GIVEN REQUEST »
Locate the line containing "Output the text content of this document." in the material below. Copy that line and all following lines through the end exactly, omitting any pictures.
[START RECORD SET]
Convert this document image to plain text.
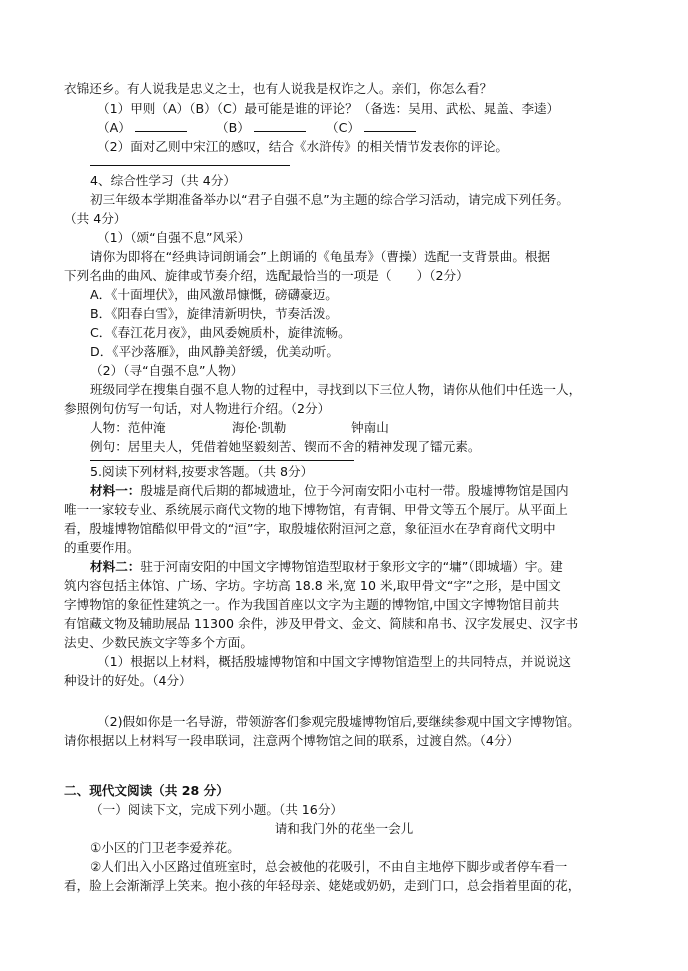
衣锦还乡。有人说我是忠义之士，也有人说我是权诈之人。亲们，你怎么看？
（1）甲则（A）（B）（C）最可能是谁的评论？（备选：吴用、武松、晁盖、李逵）
（A）	（B）	（C）
（2）面对乙则中宋江的感叹，结合《水浒传》的相关情节发表你的评论。
4、综合性学习（共 4分）
初三年级本学期准备举办以“君子自强不息”为主题的综合学习活动，请完成下列任务。
（共 4分）
（1）（颂“自强不息”风采）
请你为即将在“经典诗词朗诵会”上朗诵的《龟虽寿》（曹操）选配一支背景曲。根据
下列名曲的曲风、旋律或节奏介绍，选配最恰当的一项是（　　）（2分）
A．《十面埋伏》，曲风激昂慷慨，磅礴豪迈。
B．《阳春白雪》，旋律清新明快，节奏活泼。
C．《春江花月夜》，曲风委婉质朴，旋律流畅。
D．《平沙落雁》，曲风静美舒缓，优美动听。
（2）（寻“自强不息”人物）
班级同学在搜集自强不息人物的过程中，寻找到以下三位人物，请你从他们中任选一人，
参照例句仿写一句话，对人物进行介绍。（2分）
人物：范仲淹	海伦·凯勒	钟南山
例句：居里夫人，凭借着她坚毅刻苦、锲而不舍的精神发现了镭元素。
5.阅读下列材料,按要求答题。（共 8分）
材料一：殷墟是商代后期的都城遗址，位于今河南安阳小屯村一带。殷墟博物馆是国内
唯一一家较专业、系统展示商代文物的地下博物馆，有青铜、甲骨文等五个展厅。从平面上
看，殷墟博物馆酷似甲骨文的“洹”字，取殷墟依附洹河之意，象征洹水在孕育商代文明中
的重要作用。
材料二：驻于河南安阳的中国文字博物馆造型取材于象形文字的“墉”（即城墙）宇。建
筑内容包括主体馆、广场、字坊。字坊高 18.8 米,宽 10 米,取甲骨文“字”之形，是中国文
字博物馆的象征性建筑之一。作为我国首座以文字为主题的博物馆,中国文字博物馆目前共
有馆藏文物及辅助展品 11300 余件，涉及甲骨文、金文、简牍和帛书、汉字发展史、汉字书
法史、少数民族文字等多个方面。
（1）根据以上材料，概括殷墟博物馆和中国文字博物馆造型上的共同特点，并说说这
种设计的好处。（4分）
（2)假如你是一名导游，带领游客们参观完殷墟博物馆后,要继续参观中国文字博物馆。
请你根据以上材料写一段串联词，注意两个博物馆之间的联系，过渡自然。（4分）
二、现代文阅读（共 28 分）
（一）阅读下文，完成下列小题。（共 16分）
请和我门外的花坐一会儿
①小区的门卫老李爱养花。
②人们出入小区路过值班室时，总会被他的花吸引，不由自主地停下脚步或者停车看一
看，脸上会渐渐浮上笑来。抱小孩的年轻母亲、姥姥或奶奶，走到门口，总会指着里面的花，
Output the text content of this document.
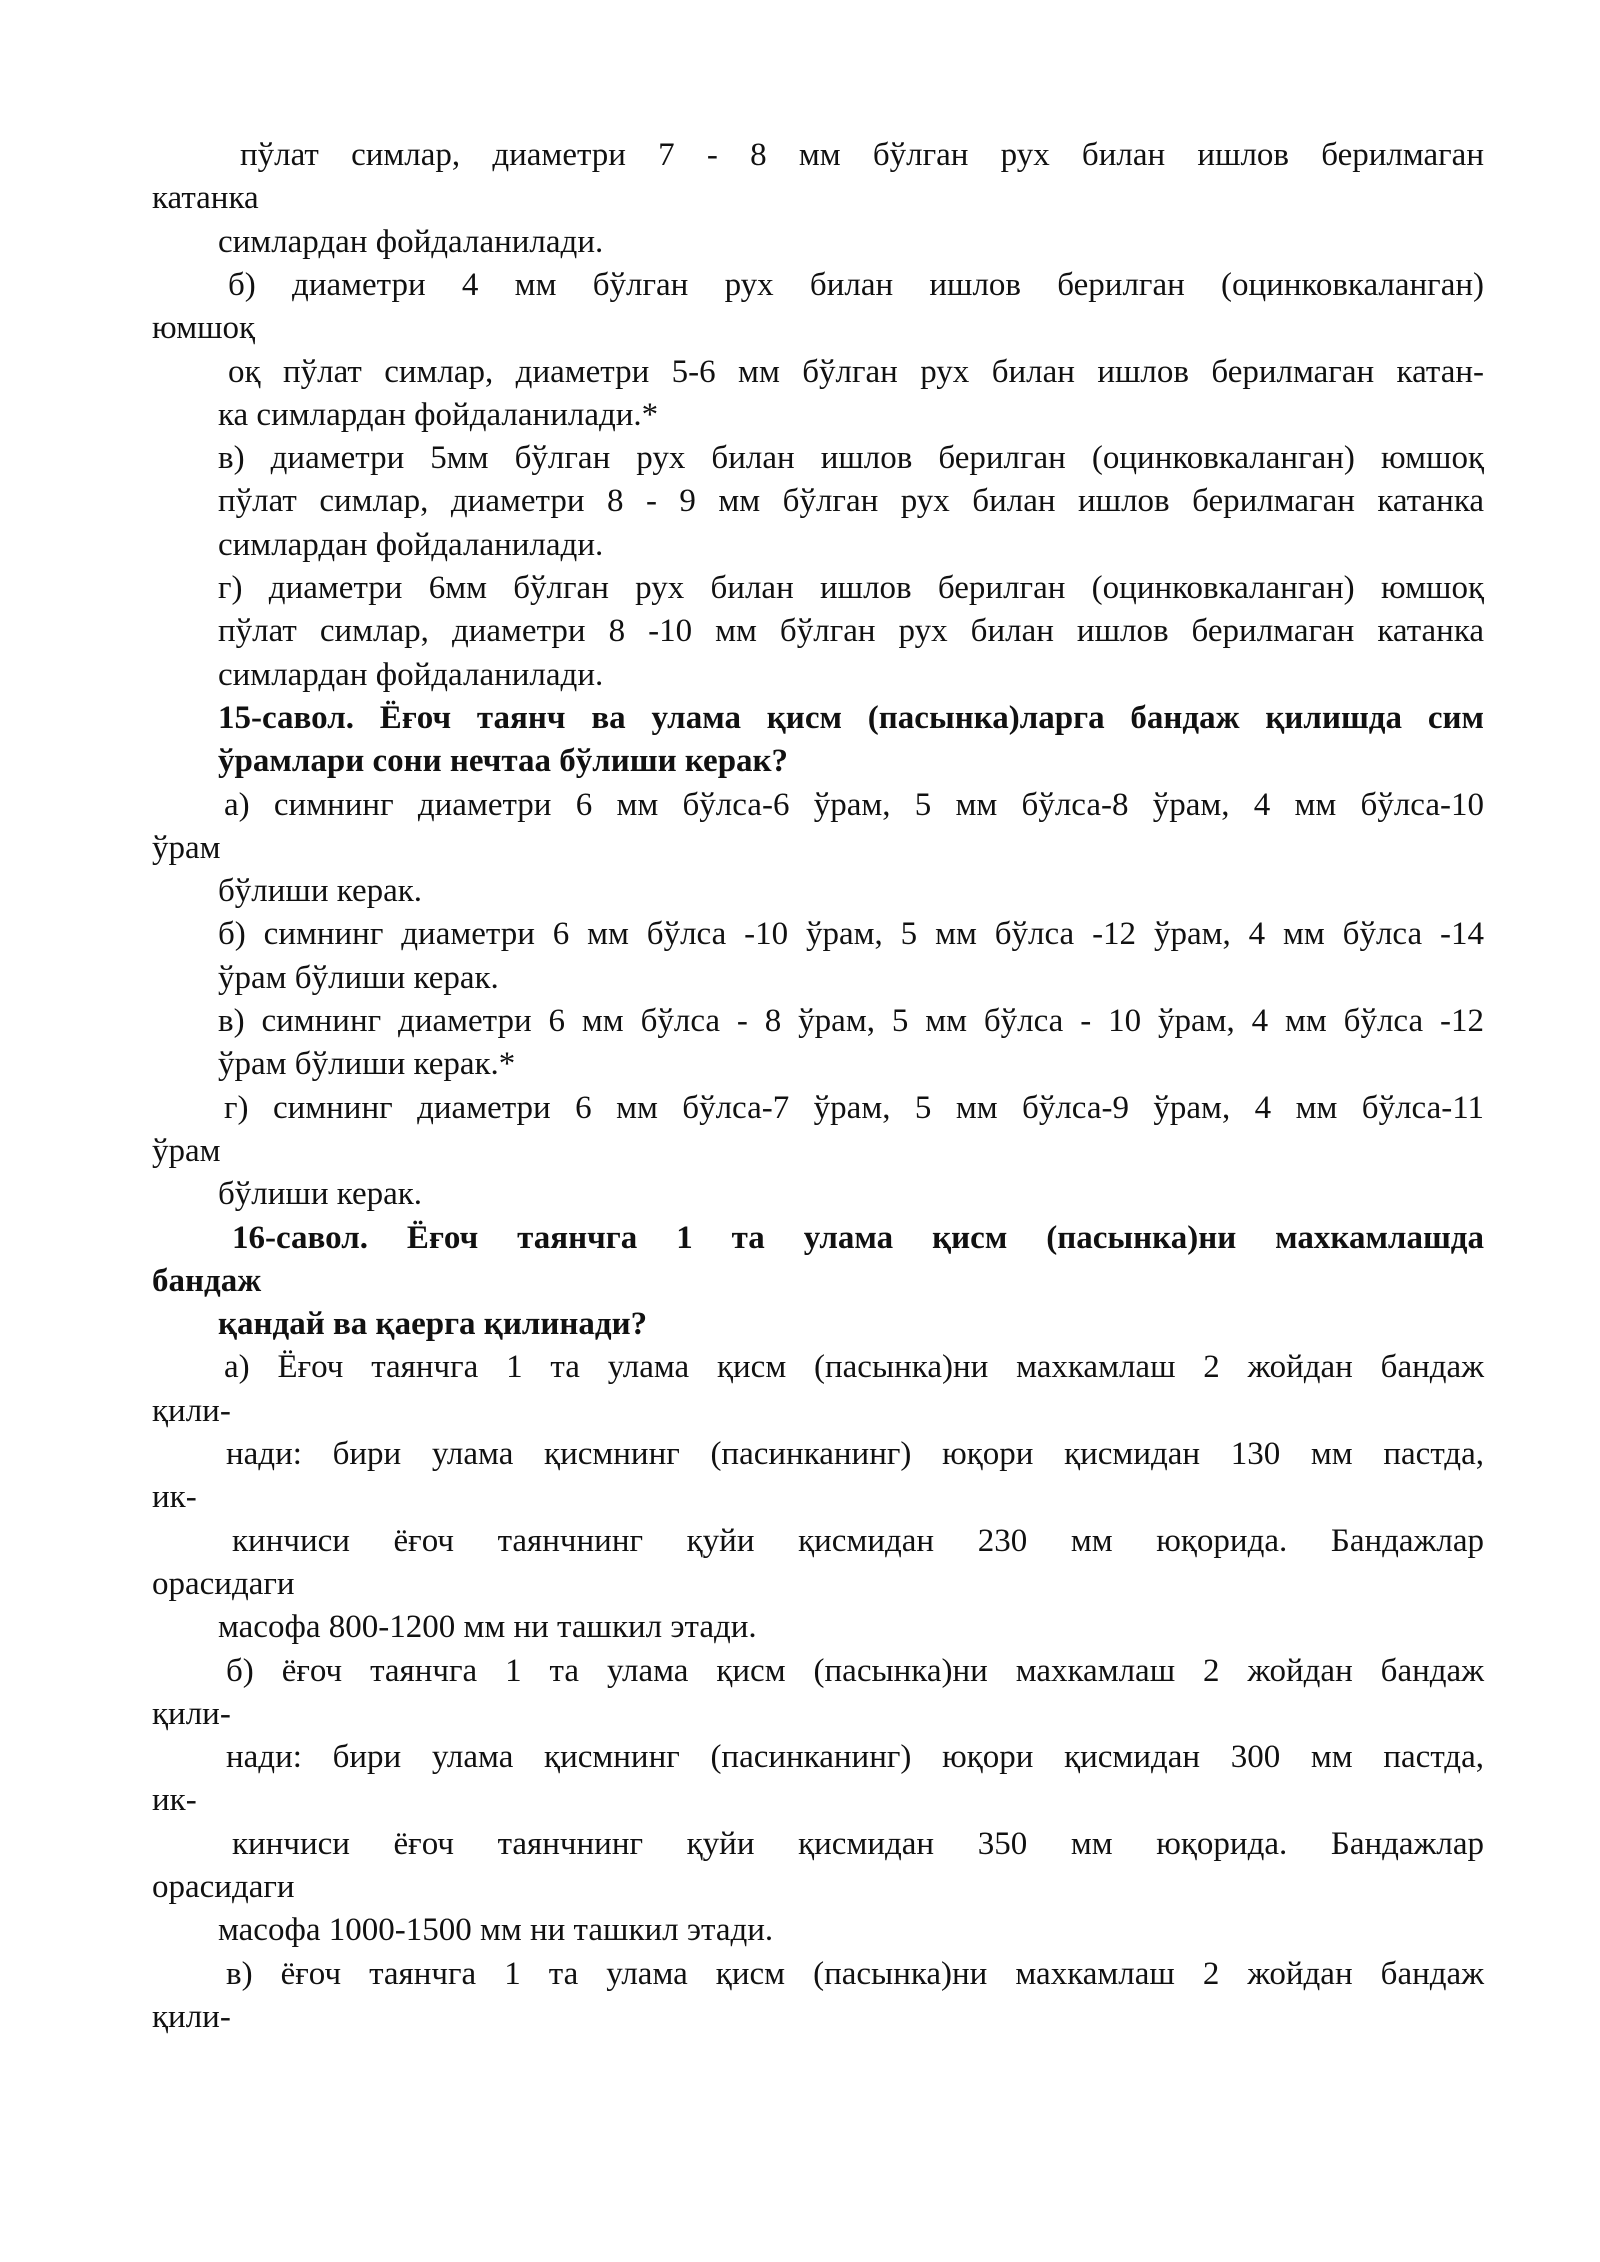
пўлат симлар, диаметри 7 - 8 мм бўлган рух билан ишлов берилмаган
катанка
симлардан фойдаланилади.
б) диаметри 4 мм бўлган рух билан ишлов берилган (оцинковкаланган)
юмшоқ
оқ пўлат симлар, диаметри 5-6 мм бўлган рух билан ишлов берилмаган катан-
ка симлардан фойдаланилади.*
в) диаметри 5мм бўлган рух билан ишлов берилган (оцинковкаланган) юмшоқ
пўлат симлар, диаметри 8 - 9 мм бўлган рух билан ишлов берилмаган катанка
симлардан фойдаланилади.
г) диаметри 6мм бўлган рух билан ишлов берилган (оцинковкаланган) юмшоқ
пўлат симлар, диаметри 8 -10 мм бўлган рух билан ишлов берилмаган катанка
симлардан фойдаланилади.
15-савол. Ёғоч таянч ва улама қисм (пасынка)ларга бандаж қилишда сим
ўрамлари сони нечтаа бўлиши керак?
а) симнинг диаметри 6 мм бўлса-6 ўрам, 5 мм бўлса-8 ўрам, 4 мм бўлса-10
ўрам
бўлиши керак.
б) симнинг диаметри 6 мм бўлса -10 ўрам, 5 мм бўлса -12 ўрам, 4 мм бўлса -14
ўрам бўлиши керак.
в) симнинг диаметри 6 мм бўлса - 8 ўрам, 5 мм бўлса - 10 ўрам, 4 мм бўлса -12
ўрам бўлиши керак.*
г) симнинг диаметри 6 мм бўлса-7 ўрам, 5 мм бўлса-9 ўрам, 4 мм бўлса-11
ўрам
бўлиши керак.
16-савол. Ёғоч таянчга 1 та улама қисм (пасынка)ни махкамлашда
бандаж
қандай ва қаерга қилинади?
а) Ёғоч таянчга 1 та улама қисм (пасынка)ни махкамлаш 2 жойдан бандаж
қили-
нади: бири улама қисмнинг (пасинканинг) юқори қисмидан 130 мм пастда,
ик-
кинчиси ёғоч таянчнинг қуйи қисмидан 230 мм юқорида. Бандажлар
орасидаги
масофа 800-1200 мм ни ташкил этади.
б) ёғоч таянчга 1 та улама қисм (пасынка)ни махкамлаш 2 жойдан бандаж
қили-
нади: бири улама қисмнинг (пасинканинг) юқори қисмидан 300 мм пастда,
ик-
кинчиси ёғоч таянчнинг қуйи қисмидан 350 мм юқорида. Бандажлар
орасидаги
масофа 1000-1500 мм ни ташкил этади.
в) ёғоч таянчга 1 та улама қисм (пасынка)ни махкамлаш 2 жойдан бандаж
қили-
[END RECORD SET]
CORRECT RESULT »
Output the text content of this document.
пўлат симлар, диаметри 7 - 8 мм бўлган рух билан ишлов берилмаган
катанка
симлардан фойдаланилади.
б) диаметри 4 мм бўлган рух билан ишлов берилган (оцинковкаланган)
юмшоқ
оқ пўлат симлар, диаметри 5-6 мм бўлган рух билан ишлов берилмаган катан-
ка симлардан фойдаланилади.*
в) диаметри 5мм бўлган рух билан ишлов берилган (оцинковкаланган) юмшоқ
пўлат симлар, диаметри 8 - 9 мм бўлган рух билан ишлов берилмаган катанка
симлардан фойдаланилади.
г) диаметри 6мм бўлган рух билан ишлов берилган (оцинковкаланган) юмшоқ
пўлат симлар, диаметри 8 -10 мм бўлган рух билан ишлов берилмаган катанка
симлардан фойдаланилади.
15-савол. Ёғоч таянч ва улама қисм (пасынка)ларга бандаж қилишда сим
ўрамлари сони нечтаа бўлиши керак?
а) симнинг диаметри 6 мм бўлса-6 ўрам, 5 мм бўлса-8 ўрам, 4 мм бўлса-10
ўрам
бўлиши керак.
б) симнинг диаметри 6 мм бўлса -10 ўрам, 5 мм бўлса -12 ўрам, 4 мм бўлса -14
ўрам бўлиши керак.
в) симнинг диаметри 6 мм бўлса - 8 ўрам, 5 мм бўлса - 10 ўрам, 4 мм бўлса -12
ўрам бўлиши керак.*
г) симнинг диаметри 6 мм бўлса-7 ўрам, 5 мм бўлса-9 ўрам, 4 мм бўлса-11
ўрам
бўлиши керак.
16-савол. Ёғоч таянчга 1 та улама қисм (пасынка)ни махкамлашда
бандаж
қандай ва қаерга қилинади?
а) Ёғоч таянчга 1 та улама қисм (пасынка)ни махкамлаш 2 жойдан бандаж
қили-
нади: бири улама қисмнинг (пасинканинг) юқори қисмидан 130 мм пастда,
ик-
кинчиси ёғоч таянчнинг қуйи қисмидан 230 мм юқорида. Бандажлар
орасидаги
масофа 800-1200 мм ни ташкил этади.
б) ёғоч таянчга 1 та улама қисм (пасынка)ни махкамлаш 2 жойдан бандаж
қили-
нади: бири улама қисмнинг (пасинканинг) юқори қисмидан 300 мм пастда,
ик-
кинчиси ёғоч таянчнинг қуйи қисмидан 350 мм юқорида. Бандажлар
орасидаги
масофа 1000-1500 мм ни ташкил этади.
в) ёғоч таянчга 1 та улама қисм (пасынка)ни махкамлаш 2 жойдан бандаж
қили-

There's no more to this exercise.